*Short task*
Take every line from the material that has the word "JSON" in it.

*Data shown*
────

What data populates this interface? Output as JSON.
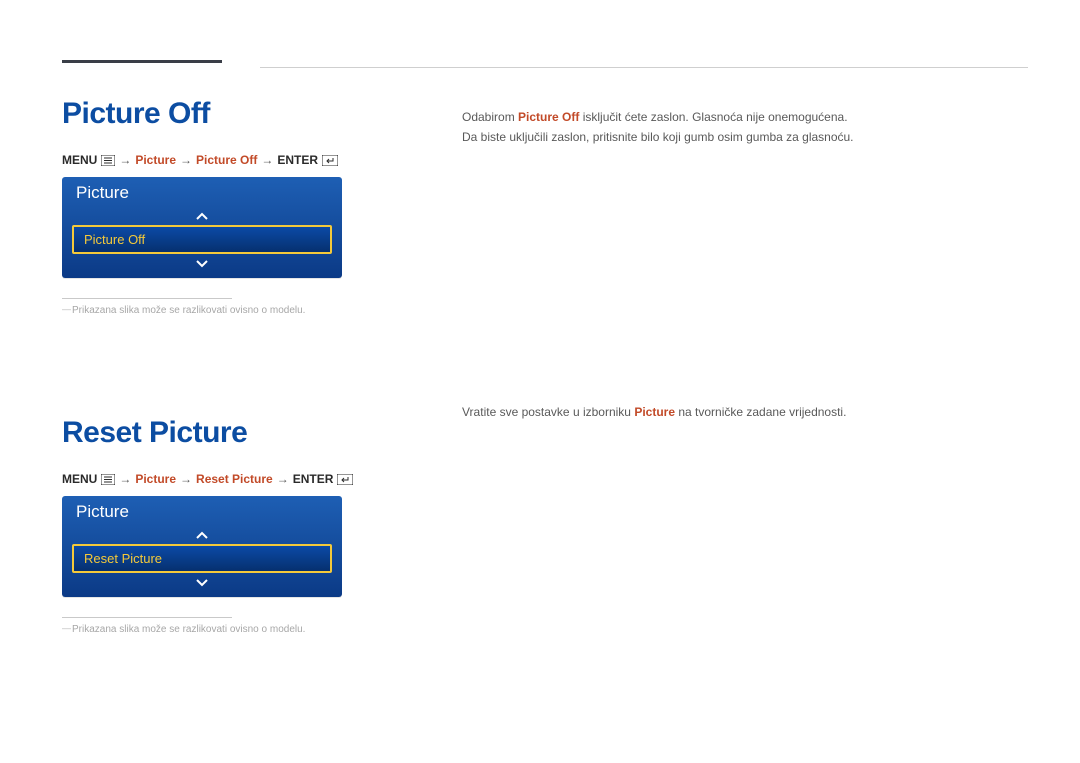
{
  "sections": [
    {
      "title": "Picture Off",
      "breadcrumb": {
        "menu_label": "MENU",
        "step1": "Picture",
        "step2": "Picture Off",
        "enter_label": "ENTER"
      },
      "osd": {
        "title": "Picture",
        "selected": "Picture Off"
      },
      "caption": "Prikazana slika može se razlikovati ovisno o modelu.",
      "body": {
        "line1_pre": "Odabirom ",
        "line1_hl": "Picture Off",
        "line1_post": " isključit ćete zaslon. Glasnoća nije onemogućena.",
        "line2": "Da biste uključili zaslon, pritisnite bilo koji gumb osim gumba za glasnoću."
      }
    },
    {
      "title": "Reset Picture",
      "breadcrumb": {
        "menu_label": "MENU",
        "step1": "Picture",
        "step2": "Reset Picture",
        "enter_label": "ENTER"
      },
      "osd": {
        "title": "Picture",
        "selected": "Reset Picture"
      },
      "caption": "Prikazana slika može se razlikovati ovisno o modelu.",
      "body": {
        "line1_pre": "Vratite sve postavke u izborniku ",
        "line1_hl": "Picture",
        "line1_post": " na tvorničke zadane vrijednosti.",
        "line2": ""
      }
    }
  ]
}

────

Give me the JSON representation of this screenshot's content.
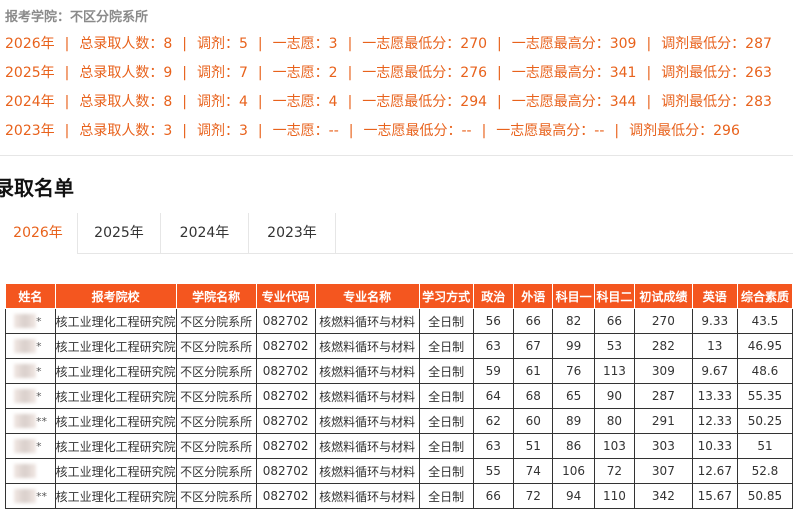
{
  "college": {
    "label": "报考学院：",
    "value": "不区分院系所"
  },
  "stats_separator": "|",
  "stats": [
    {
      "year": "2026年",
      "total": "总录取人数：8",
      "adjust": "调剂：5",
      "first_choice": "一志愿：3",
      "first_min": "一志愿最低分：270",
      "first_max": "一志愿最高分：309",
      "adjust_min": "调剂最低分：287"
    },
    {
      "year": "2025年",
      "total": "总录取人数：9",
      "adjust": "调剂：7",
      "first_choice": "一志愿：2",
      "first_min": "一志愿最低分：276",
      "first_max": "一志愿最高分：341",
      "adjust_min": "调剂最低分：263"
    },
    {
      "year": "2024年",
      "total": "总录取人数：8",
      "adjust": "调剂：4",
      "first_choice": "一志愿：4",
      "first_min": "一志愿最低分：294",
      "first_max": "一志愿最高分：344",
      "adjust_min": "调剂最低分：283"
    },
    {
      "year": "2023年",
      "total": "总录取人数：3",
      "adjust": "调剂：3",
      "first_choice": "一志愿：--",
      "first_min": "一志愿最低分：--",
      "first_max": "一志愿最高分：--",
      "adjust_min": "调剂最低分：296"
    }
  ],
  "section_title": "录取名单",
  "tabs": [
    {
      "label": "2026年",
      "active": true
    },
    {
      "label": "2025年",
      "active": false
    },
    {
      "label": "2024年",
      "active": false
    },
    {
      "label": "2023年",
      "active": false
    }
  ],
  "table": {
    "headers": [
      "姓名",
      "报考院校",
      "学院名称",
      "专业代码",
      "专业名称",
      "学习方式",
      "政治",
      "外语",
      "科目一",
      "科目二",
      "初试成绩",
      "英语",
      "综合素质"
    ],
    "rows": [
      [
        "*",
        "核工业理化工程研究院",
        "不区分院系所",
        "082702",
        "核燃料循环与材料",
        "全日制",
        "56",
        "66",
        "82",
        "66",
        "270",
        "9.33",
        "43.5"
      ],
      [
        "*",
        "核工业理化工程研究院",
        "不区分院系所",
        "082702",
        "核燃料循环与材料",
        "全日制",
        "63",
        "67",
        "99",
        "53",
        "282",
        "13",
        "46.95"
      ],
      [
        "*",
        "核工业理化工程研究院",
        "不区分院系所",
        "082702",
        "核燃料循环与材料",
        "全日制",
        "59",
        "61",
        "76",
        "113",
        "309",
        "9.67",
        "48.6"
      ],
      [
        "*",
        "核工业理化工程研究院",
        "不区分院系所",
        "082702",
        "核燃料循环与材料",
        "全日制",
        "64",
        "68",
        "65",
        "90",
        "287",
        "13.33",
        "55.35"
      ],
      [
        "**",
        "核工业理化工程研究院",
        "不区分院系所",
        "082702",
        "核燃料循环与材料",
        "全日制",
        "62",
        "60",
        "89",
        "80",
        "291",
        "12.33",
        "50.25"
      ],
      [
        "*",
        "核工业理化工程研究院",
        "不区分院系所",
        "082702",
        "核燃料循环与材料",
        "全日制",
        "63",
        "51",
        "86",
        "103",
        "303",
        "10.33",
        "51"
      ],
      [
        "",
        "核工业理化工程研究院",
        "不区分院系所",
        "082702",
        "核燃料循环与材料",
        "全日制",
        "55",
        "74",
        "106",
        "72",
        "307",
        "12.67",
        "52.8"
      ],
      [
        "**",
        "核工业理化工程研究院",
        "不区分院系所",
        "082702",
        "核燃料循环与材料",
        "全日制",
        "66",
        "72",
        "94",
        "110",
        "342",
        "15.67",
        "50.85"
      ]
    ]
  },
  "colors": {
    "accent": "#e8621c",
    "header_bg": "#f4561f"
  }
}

────

*Solution for this task*
What data populates this interface? Output as JSON.
Give me the JSON representation of this screenshot's content.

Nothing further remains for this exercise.